>> START ITEMS
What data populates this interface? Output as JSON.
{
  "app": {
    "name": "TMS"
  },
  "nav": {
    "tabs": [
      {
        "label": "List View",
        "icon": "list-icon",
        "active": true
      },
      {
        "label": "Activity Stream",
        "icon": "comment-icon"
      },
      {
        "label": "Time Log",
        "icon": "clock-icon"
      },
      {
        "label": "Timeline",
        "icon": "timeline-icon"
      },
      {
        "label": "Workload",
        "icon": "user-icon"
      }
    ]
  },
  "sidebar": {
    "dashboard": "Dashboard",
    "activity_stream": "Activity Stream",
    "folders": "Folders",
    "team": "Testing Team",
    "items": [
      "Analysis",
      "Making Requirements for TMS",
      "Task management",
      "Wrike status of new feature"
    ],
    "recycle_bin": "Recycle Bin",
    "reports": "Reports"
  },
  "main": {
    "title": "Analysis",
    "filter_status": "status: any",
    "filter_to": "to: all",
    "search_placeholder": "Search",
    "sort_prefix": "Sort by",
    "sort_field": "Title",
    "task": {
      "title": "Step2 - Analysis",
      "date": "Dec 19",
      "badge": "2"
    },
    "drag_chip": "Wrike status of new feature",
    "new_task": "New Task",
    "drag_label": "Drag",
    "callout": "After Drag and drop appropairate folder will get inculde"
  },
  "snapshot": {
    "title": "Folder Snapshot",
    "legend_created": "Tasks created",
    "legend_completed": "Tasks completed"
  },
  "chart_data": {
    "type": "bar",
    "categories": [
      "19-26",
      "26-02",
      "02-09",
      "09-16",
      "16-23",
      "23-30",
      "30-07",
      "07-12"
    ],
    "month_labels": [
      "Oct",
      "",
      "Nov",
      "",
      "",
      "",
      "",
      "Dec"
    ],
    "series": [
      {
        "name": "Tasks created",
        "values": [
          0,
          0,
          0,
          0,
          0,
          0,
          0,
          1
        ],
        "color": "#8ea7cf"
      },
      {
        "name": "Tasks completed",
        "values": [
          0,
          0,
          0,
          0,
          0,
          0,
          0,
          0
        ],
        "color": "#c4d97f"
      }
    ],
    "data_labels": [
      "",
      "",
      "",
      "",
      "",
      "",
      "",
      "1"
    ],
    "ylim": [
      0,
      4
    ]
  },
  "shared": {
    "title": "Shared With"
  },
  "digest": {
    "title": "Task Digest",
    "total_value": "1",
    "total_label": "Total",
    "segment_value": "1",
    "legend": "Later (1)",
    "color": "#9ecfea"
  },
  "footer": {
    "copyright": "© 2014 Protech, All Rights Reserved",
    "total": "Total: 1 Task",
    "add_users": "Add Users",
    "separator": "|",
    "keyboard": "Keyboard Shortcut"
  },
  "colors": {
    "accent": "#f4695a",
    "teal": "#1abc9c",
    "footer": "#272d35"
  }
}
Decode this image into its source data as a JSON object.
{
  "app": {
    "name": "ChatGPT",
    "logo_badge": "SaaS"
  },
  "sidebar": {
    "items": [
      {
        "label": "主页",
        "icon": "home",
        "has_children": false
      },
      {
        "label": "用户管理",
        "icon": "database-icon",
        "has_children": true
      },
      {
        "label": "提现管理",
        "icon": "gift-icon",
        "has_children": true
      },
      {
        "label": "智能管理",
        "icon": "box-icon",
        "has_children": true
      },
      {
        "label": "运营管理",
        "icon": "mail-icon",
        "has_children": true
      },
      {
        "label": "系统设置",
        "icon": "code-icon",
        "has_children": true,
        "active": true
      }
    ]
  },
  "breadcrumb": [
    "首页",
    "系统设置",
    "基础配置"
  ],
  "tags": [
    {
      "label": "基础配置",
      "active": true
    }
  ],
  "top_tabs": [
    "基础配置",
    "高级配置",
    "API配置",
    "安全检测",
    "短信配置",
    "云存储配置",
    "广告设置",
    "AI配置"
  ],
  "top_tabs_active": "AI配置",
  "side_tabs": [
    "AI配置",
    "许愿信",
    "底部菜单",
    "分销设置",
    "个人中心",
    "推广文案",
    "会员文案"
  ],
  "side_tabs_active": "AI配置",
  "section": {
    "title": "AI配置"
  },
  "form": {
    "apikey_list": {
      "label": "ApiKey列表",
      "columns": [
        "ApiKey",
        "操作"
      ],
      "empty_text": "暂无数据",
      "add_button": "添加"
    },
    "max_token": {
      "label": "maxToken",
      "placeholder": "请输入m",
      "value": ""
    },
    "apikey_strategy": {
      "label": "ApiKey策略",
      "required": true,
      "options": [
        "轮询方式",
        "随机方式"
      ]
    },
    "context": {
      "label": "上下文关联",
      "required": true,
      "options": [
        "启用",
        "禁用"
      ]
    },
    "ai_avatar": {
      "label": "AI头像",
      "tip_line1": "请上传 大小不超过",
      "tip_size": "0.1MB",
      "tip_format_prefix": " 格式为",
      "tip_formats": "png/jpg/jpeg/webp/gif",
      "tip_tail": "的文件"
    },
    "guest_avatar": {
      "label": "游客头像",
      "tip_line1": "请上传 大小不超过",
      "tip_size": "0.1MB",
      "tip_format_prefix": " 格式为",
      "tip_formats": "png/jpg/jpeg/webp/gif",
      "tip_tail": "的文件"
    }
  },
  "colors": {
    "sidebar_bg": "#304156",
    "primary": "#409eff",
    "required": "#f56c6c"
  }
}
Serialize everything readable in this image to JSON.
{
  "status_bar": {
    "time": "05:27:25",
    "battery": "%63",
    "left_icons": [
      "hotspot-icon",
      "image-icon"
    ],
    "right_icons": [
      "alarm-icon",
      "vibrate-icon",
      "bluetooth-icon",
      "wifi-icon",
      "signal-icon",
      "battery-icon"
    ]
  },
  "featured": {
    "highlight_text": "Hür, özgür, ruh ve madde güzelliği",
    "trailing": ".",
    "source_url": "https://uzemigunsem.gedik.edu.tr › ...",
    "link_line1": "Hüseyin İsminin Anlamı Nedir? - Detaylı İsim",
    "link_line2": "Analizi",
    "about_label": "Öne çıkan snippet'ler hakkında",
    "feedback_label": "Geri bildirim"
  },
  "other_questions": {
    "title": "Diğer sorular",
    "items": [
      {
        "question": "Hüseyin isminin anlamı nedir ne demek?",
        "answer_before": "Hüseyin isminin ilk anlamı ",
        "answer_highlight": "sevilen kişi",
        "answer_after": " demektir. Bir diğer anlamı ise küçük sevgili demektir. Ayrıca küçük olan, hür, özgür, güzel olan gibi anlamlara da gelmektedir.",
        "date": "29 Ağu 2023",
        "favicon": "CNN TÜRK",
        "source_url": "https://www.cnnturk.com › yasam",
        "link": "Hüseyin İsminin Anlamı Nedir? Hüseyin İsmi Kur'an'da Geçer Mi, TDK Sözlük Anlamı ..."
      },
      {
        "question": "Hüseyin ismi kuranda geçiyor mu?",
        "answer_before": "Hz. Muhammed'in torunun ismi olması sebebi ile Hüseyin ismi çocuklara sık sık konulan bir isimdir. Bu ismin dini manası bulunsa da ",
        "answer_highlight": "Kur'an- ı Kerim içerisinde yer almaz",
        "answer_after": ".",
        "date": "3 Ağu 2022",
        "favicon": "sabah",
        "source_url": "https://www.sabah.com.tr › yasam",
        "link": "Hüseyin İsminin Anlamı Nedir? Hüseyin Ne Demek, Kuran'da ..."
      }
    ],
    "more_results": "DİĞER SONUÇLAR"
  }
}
>> END ITEMS
### REQUIREMENT
Nothing should be left out: return all of the records exactly.

### SOLUTION FOR THIS EXERCISE
What data populates this interface? Output as JSON.
{
  "app": {
    "name": "TMS"
  },
  "nav": {
    "tabs": [
      {
        "label": "List View",
        "icon": "list-icon",
        "active": true
      },
      {
        "label": "Activity Stream",
        "icon": "comment-icon"
      },
      {
        "label": "Time Log",
        "icon": "clock-icon"
      },
      {
        "label": "Timeline",
        "icon": "timeline-icon"
      },
      {
        "label": "Workload",
        "icon": "user-icon"
      }
    ]
  },
  "sidebar": {
    "dashboard": "Dashboard",
    "activity_stream": "Activity Stream",
    "folders": "Folders",
    "team": "Testing Team",
    "items": [
      "Analysis",
      "Making Requirements for TMS",
      "Task management",
      "Wrike status of new feature"
    ],
    "recycle_bin": "Recycle Bin",
    "reports": "Reports"
  },
  "main": {
    "title": "Analysis",
    "filter_status": "status: any",
    "filter_to": "to: all",
    "search_placeholder": "Search",
    "sort_prefix": "Sort by",
    "sort_field": "Title",
    "task": {
      "title": "Step2 - Analysis",
      "date": "Dec 19",
      "badge": "2"
    },
    "drag_chip": "Wrike status of new feature",
    "new_task": "New Task",
    "drag_label": "Drag",
    "callout": "After Drag and drop appropairate folder will get inculde"
  },
  "snapshot": {
    "title": "Folder Snapshot",
    "legend_created": "Tasks created",
    "legend_completed": "Tasks completed"
  },
  "chart_data": {
    "type": "bar",
    "categories": [
      "19-26",
      "26-02",
      "02-09",
      "09-16",
      "16-23",
      "23-30",
      "30-07",
      "07-12"
    ],
    "month_labels": [
      "Oct",
      "",
      "Nov",
      "",
      "",
      "",
      "",
      "Dec"
    ],
    "series": [
      {
        "name": "Tasks created",
        "values": [
          0,
          0,
          0,
          0,
          0,
          0,
          0,
          1
        ],
        "color": "#8ea7cf"
      },
      {
        "name": "Tasks completed",
        "values": [
          0,
          0,
          0,
          0,
          0,
          0,
          0,
          0
        ],
        "color": "#c4d97f"
      }
    ],
    "data_labels": [
      "",
      "",
      "",
      "",
      "",
      "",
      "",
      "1"
    ],
    "ylim": [
      0,
      4
    ]
  },
  "shared": {
    "title": "Shared With"
  },
  "digest": {
    "title": "Task Digest",
    "total_value": "1",
    "total_label": "Total",
    "segment_value": "1",
    "legend": "Later (1)",
    "color": "#9ecfea"
  },
  "footer": {
    "copyright": "© 2014 Protech, All Rights Reserved",
    "total": "Total: 1 Task",
    "add_users": "Add Users",
    "separator": "|",
    "keyboard": "Keyboard Shortcut"
  },
  "colors": {
    "accent": "#f4695a",
    "teal": "#1abc9c",
    "footer": "#272d35"
  }
}
Decode this image into its source data as a JSON object.
{
  "app": {
    "name": "ChatGPT",
    "logo_badge": "SaaS"
  },
  "sidebar": {
    "items": [
      {
        "label": "主页",
        "icon": "home",
        "has_children": false
      },
      {
        "label": "用户管理",
        "icon": "database-icon",
        "has_children": true
      },
      {
        "label": "提现管理",
        "icon": "gift-icon",
        "has_children": true
      },
      {
        "label": "智能管理",
        "icon": "box-icon",
        "has_children": true
      },
      {
        "label": "运营管理",
        "icon": "mail-icon",
        "has_children": true
      },
      {
        "label": "系统设置",
        "icon": "code-icon",
        "has_children": true,
        "active": true
      }
    ]
  },
  "breadcrumb": [
    "首页",
    "系统设置",
    "基础配置"
  ],
  "tags": [
    {
      "label": "基础配置",
      "active": true
    }
  ],
  "top_tabs": [
    "基础配置",
    "高级配置",
    "API配置",
    "安全检测",
    "短信配置",
    "云存储配置",
    "广告设置",
    "AI配置"
  ],
  "top_tabs_active": "AI配置",
  "side_tabs": [
    "AI配置",
    "许愿信",
    "底部菜单",
    "分销设置",
    "个人中心",
    "推广文案",
    "会员文案"
  ],
  "side_tabs_active": "AI配置",
  "section": {
    "title": "AI配置"
  },
  "form": {
    "apikey_list": {
      "label": "ApiKey列表",
      "columns": [
        "ApiKey",
        "操作"
      ],
      "empty_text": "暂无数据",
      "add_button": "添加"
    },
    "max_token": {
      "label": "maxToken",
      "placeholder": "请输入m",
      "value": ""
    },
    "apikey_strategy": {
      "label": "ApiKey策略",
      "required": true,
      "options": [
        "轮询方式",
        "随机方式"
      ]
    },
    "context": {
      "label": "上下文关联",
      "required": true,
      "options": [
        "启用",
        "禁用"
      ]
    },
    "ai_avatar": {
      "label": "AI头像",
      "tip_line1": "请上传 大小不超过",
      "tip_size": "0.1MB",
      "tip_format_prefix": " 格式为",
      "tip_formats": "png/jpg/jpeg/webp/gif",
      "tip_tail": "的文件"
    },
    "guest_avatar": {
      "label": "游客头像",
      "tip_line1": "请上传 大小不超过",
      "tip_size": "0.1MB",
      "tip_format_prefix": " 格式为",
      "tip_formats": "png/jpg/jpeg/webp/gif",
      "tip_tail": "的文件"
    }
  },
  "colors": {
    "sidebar_bg": "#304156",
    "primary": "#409eff",
    "required": "#f56c6c"
  }
}
Serialize everything readable in this image to JSON.
{
  "status_bar": {
    "time": "05:27:25",
    "battery": "%63",
    "left_icons": [
      "hotspot-icon",
      "image-icon"
    ],
    "right_icons": [
      "alarm-icon",
      "vibrate-icon",
      "bluetooth-icon",
      "wifi-icon",
      "signal-icon",
      "battery-icon"
    ]
  },
  "featured": {
    "highlight_text": "Hür, özgür, ruh ve madde güzelliği",
    "trailing": ".",
    "source_url": "https://uzemigunsem.gedik.edu.tr › ...",
    "link_line1": "Hüseyin İsminin Anlamı Nedir? - Detaylı İsim",
    "link_line2": "Analizi",
    "about_label": "Öne çıkan snippet'ler hakkında",
    "feedback_label": "Geri bildirim"
  },
  "other_questions": {
    "title": "Diğer sorular",
    "items": [
      {
        "question": "Hüseyin isminin anlamı nedir ne demek?",
        "answer_before": "Hüseyin isminin ilk anlamı ",
        "answer_highlight": "sevilen kişi",
        "answer_after": " demektir. Bir diğer anlamı ise küçük sevgili demektir. Ayrıca küçük olan, hür, özgür, güzel olan gibi anlamlara da gelmektedir.",
        "date": "29 Ağu 2023",
        "favicon": "CNN TÜRK",
        "source_url": "https://www.cnnturk.com › yasam",
        "link": "Hüseyin İsminin Anlamı Nedir? Hüseyin İsmi Kur'an'da Geçer Mi, TDK Sözlük Anlamı ..."
      },
      {
        "question": "Hüseyin ismi kuranda geçiyor mu?",
        "answer_before": "Hz. Muhammed'in torunun ismi olması sebebi ile Hüseyin ismi çocuklara sık sık konulan bir isimdir. Bu ismin dini manası bulunsa da ",
        "answer_highlight": "Kur'an- ı Kerim içerisinde yer almaz",
        "answer_after": ".",
        "date": "3 Ağu 2022",
        "favicon": "sabah",
        "source_url": "https://www.sabah.com.tr › yasam",
        "link": "Hüseyin İsminin Anlamı Nedir? Hüseyin Ne Demek, Kuran'da ..."
      }
    ],
    "more_results": "DİĞER SONUÇLAR"
  }
}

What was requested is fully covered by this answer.